*INSTRUCTIONS FOR THE TASK*. Repeat what the lines below say, word for word, and skip every image.

[START OF DATA RECORDS]

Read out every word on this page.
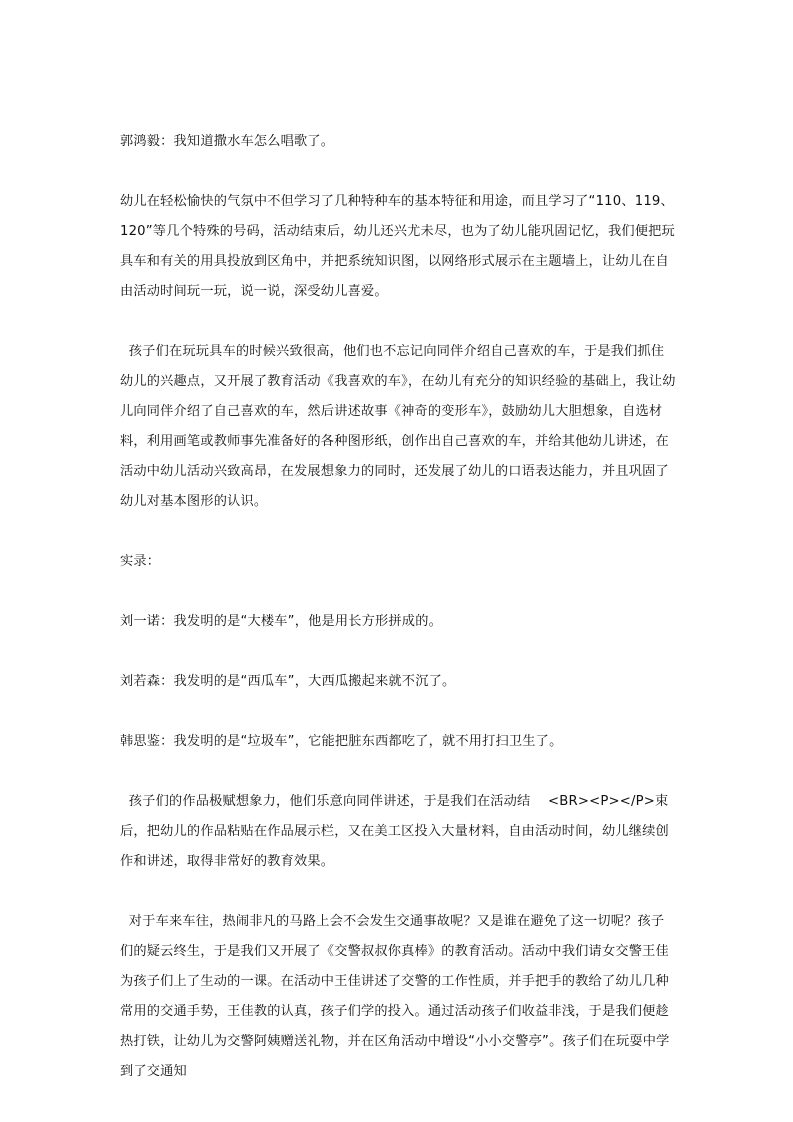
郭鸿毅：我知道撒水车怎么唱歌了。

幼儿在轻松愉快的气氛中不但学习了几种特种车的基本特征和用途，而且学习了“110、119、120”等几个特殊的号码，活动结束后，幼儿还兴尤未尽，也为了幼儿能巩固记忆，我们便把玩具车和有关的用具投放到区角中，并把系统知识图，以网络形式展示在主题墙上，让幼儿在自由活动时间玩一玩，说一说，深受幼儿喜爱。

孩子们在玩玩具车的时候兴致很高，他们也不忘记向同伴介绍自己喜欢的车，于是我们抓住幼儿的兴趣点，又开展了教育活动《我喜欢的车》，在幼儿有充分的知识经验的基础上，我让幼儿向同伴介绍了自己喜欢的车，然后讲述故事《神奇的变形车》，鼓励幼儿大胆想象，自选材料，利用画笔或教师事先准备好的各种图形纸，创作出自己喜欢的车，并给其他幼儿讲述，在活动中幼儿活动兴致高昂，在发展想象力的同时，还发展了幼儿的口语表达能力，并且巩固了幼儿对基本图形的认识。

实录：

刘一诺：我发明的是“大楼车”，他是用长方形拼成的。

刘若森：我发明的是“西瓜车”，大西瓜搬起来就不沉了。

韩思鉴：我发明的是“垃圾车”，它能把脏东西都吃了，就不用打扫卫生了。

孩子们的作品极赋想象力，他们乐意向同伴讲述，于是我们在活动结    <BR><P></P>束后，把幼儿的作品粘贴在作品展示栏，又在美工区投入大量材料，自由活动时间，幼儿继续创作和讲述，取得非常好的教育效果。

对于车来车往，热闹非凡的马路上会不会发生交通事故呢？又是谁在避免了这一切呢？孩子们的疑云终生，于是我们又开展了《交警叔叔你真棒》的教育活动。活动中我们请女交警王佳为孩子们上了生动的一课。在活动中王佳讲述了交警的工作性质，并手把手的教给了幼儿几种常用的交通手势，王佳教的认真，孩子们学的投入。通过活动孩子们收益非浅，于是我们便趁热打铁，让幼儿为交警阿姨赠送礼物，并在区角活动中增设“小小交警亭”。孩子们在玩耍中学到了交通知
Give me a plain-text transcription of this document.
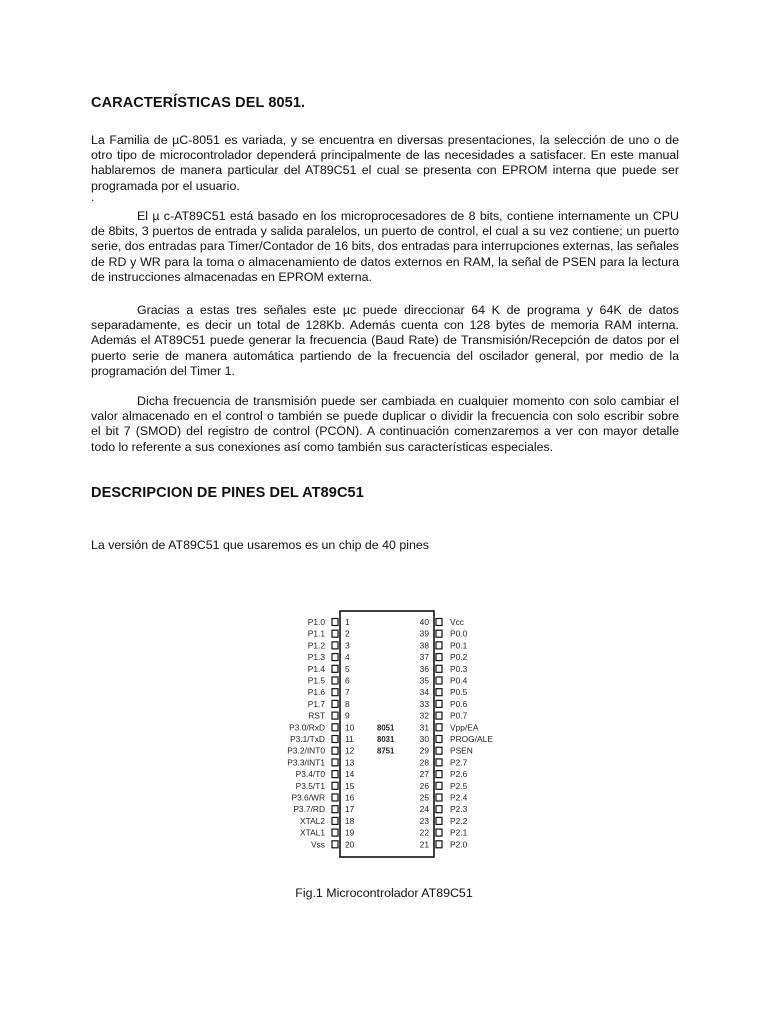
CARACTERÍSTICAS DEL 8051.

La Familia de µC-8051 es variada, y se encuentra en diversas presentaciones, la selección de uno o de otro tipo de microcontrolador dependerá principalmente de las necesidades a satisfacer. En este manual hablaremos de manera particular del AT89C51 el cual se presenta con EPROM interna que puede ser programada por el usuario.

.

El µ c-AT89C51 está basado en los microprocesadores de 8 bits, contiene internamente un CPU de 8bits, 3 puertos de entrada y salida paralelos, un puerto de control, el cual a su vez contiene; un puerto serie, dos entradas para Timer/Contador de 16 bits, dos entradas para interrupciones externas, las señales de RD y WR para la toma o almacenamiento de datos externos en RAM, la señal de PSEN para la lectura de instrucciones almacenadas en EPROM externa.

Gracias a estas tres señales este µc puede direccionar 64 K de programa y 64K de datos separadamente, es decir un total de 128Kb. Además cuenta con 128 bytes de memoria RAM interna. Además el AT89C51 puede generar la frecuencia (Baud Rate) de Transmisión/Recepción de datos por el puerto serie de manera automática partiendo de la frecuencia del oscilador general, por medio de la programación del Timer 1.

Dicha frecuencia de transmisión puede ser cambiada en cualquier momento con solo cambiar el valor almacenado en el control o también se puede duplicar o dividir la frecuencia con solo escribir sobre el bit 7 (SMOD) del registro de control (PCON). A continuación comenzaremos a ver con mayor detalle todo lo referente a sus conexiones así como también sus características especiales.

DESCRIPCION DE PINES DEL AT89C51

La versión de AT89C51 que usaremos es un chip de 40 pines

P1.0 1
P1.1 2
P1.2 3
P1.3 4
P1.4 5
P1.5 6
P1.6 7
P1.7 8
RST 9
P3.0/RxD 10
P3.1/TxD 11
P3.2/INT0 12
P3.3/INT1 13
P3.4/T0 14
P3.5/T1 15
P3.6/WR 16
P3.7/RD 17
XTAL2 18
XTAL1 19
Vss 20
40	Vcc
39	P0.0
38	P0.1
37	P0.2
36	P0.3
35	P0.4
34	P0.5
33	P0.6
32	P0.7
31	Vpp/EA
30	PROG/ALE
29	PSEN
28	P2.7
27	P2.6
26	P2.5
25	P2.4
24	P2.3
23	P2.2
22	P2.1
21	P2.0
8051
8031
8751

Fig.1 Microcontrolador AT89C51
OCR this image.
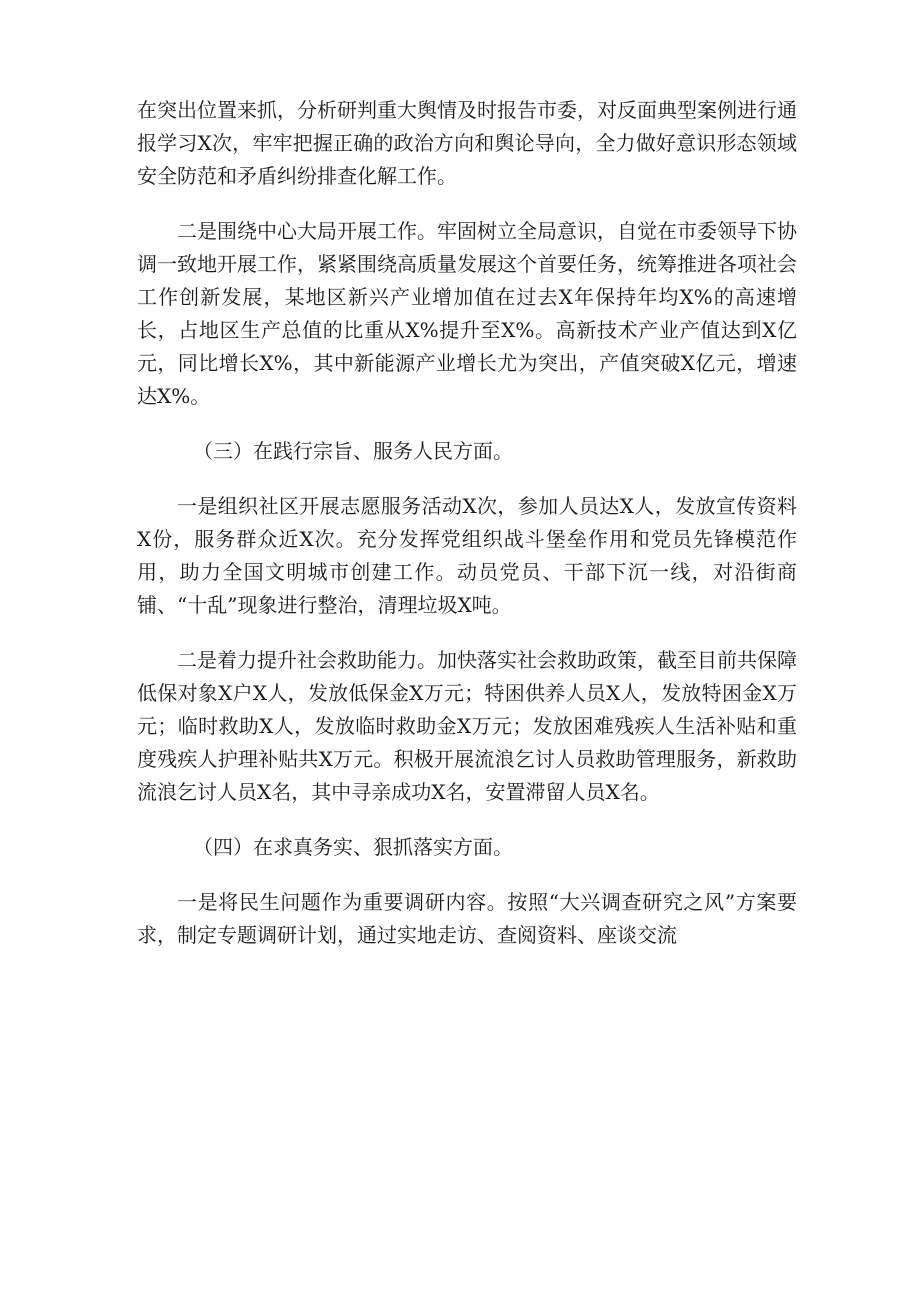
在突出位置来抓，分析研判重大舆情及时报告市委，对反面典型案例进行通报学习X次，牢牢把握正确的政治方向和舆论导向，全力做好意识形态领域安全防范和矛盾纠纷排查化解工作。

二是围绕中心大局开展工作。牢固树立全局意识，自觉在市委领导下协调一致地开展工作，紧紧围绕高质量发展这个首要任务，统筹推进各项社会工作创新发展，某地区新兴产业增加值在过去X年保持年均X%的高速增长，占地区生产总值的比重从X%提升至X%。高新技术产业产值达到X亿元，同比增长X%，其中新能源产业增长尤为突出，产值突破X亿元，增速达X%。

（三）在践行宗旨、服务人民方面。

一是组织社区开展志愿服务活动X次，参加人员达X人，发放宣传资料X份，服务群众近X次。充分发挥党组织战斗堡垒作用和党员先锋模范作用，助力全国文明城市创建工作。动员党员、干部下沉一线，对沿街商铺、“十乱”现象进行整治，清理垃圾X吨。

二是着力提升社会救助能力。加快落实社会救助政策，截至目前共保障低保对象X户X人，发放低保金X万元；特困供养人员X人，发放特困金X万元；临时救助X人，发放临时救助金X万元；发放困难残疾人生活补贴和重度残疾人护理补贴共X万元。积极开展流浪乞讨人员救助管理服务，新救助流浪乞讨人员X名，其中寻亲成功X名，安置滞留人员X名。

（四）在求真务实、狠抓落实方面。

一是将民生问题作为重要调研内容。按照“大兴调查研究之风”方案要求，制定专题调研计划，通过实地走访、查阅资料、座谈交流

[END OF DATA RECORDS]

*REPLY TO THE TASK*.
Read out every word on this page.
郭鸿毅：我知道撒水车怎么唱歌了。

幼儿在轻松愉快的气氛中不但学习了几种特种车的基本特征和用途，而且学习了“110、119、120”等几个特殊的号码，活动结束后，幼儿还兴尤未尽，也为了幼儿能巩固记忆，我们便把玩具车和有关的用具投放到区角中，并把系统知识图，以网络形式展示在主题墙上，让幼儿在自由活动时间玩一玩，说一说，深受幼儿喜爱。

孩子们在玩玩具车的时候兴致很高，他们也不忘记向同伴介绍自己喜欢的车，于是我们抓住幼儿的兴趣点，又开展了教育活动《我喜欢的车》，在幼儿有充分的知识经验的基础上，我让幼儿向同伴介绍了自己喜欢的车，然后讲述故事《神奇的变形车》，鼓励幼儿大胆想象，自选材料，利用画笔或教师事先准备好的各种图形纸，创作出自己喜欢的车，并给其他幼儿讲述，在活动中幼儿活动兴致高昂，在发展想象力的同时，还发展了幼儿的口语表达能力，并且巩固了幼儿对基本图形的认识。

实录：

刘一诺：我发明的是“大楼车”，他是用长方形拼成的。

刘若森：我发明的是“西瓜车”，大西瓜搬起来就不沉了。

韩思鉴：我发明的是“垃圾车”，它能把脏东西都吃了，就不用打扫卫生了。

孩子们的作品极赋想象力，他们乐意向同伴讲述，于是我们在活动结    <BR><P></P>束后，把幼儿的作品粘贴在作品展示栏，又在美工区投入大量材料，自由活动时间，幼儿继续创作和讲述，取得非常好的教育效果。

对于车来车往，热闹非凡的马路上会不会发生交通事故呢？又是谁在避免了这一切呢？孩子们的疑云终生，于是我们又开展了《交警叔叔你真棒》的教育活动。活动中我们请女交警王佳为孩子们上了生动的一课。在活动中王佳讲述了交警的工作性质，并手把手的教给了幼儿几种常用的交通手势，王佳教的认真，孩子们学的投入。通过活动孩子们收益非浅，于是我们便趁热打铁，让幼儿为交警阿姨赠送礼物，并在区角活动中增设“小小交警亭”。孩子们在玩耍中学到了交通知
Give me a plain-text transcription of this document.
CARACTERÍSTICAS DEL 8051.

La Familia de µC-8051 es variada, y se encuentra en diversas presentaciones, la selección de uno o de otro tipo de microcontrolador dependerá principalmente de las necesidades a satisfacer. En este manual hablaremos de manera particular del AT89C51 el cual se presenta con EPROM interna que puede ser programada por el usuario.

.

El µ c-AT89C51 está basado en los microprocesadores de 8 bits, contiene internamente un CPU de 8bits, 3 puertos de entrada y salida paralelos, un puerto de control, el cual a su vez contiene; un puerto serie, dos entradas para Timer/Contador de 16 bits, dos entradas para interrupciones externas, las señales de RD y WR para la toma o almacenamiento de datos externos en RAM, la señal de PSEN para la lectura de instrucciones almacenadas en EPROM externa.

Gracias a estas tres señales este µc puede direccionar 64 K de programa y 64K de datos separadamente, es decir un total de 128Kb. Además cuenta con 128 bytes de memoria RAM interna. Además el AT89C51 puede generar la frecuencia (Baud Rate) de Transmisión/Recepción de datos por el puerto serie de manera automática partiendo de la frecuencia del oscilador general, por medio de la programación del Timer 1.

Dicha frecuencia de transmisión puede ser cambiada en cualquier momento con solo cambiar el valor almacenado en el control o también se puede duplicar o dividir la frecuencia con solo escribir sobre el bit 7 (SMOD) del registro de control (PCON). A continuación comenzaremos a ver con mayor detalle todo lo referente a sus conexiones así como también sus características especiales.

DESCRIPCION DE PINES DEL AT89C51

La versión de AT89C51 que usaremos es un chip de 40 pines

P1.0 1
P1.1 2
P1.2 3
P1.3 4
P1.4 5
P1.5 6
P1.6 7
P1.7 8
RST 9
P3.0/RxD 10
P3.1/TxD 11
P3.2/INT0 12
P3.3/INT1 13
P3.4/T0 14
P3.5/T1 15
P3.6/WR 16
P3.7/RD 17
XTAL2 18
XTAL1 19
Vss 20
40	Vcc
39	P0.0
38	P0.1
37	P0.2
36	P0.3
35	P0.4
34	P0.5
33	P0.6
32	P0.7
31	Vpp/EA
30	PROG/ALE
29	PSEN
28	P2.7
27	P2.6
26	P2.5
25	P2.4
24	P2.3
23	P2.2
22	P2.1
21	P2.0
8051
8031
8751

Fig.1 Microcontrolador AT89C51
OCR this image.
在突出位置来抓，分析研判重大舆情及时报告市委，对反面典型案例进行通报学习X次，牢牢把握正确的政治方向和舆论导向，全力做好意识形态领域安全防范和矛盾纠纷排查化解工作。

二是围绕中心大局开展工作。牢固树立全局意识，自觉在市委领导下协调一致地开展工作，紧紧围绕高质量发展这个首要任务，统筹推进各项社会工作创新发展，某地区新兴产业增加值在过去X年保持年均X%的高速增长，占地区生产总值的比重从X%提升至X%。高新技术产业产值达到X亿元，同比增长X%，其中新能源产业增长尤为突出，产值突破X亿元，增速达X%。

（三）在践行宗旨、服务人民方面。

一是组织社区开展志愿服务活动X次，参加人员达X人，发放宣传资料X份，服务群众近X次。充分发挥党组织战斗堡垒作用和党员先锋模范作用，助力全国文明城市创建工作。动员党员、干部下沉一线，对沿街商铺、“十乱”现象进行整治，清理垃圾X吨。

二是着力提升社会救助能力。加快落实社会救助政策，截至目前共保障低保对象X户X人，发放低保金X万元；特困供养人员X人，发放特困金X万元；临时救助X人，发放临时救助金X万元；发放困难残疾人生活补贴和重度残疾人护理补贴共X万元。积极开展流浪乞讨人员救助管理服务，新救助流浪乞讨人员X名，其中寻亲成功X名，安置滞留人员X名。

（四）在求真务实、狠抓落实方面。

一是将民生问题作为重要调研内容。按照“大兴调查研究之风”方案要求，制定专题调研计划，通过实地走访、查阅资料、座谈交流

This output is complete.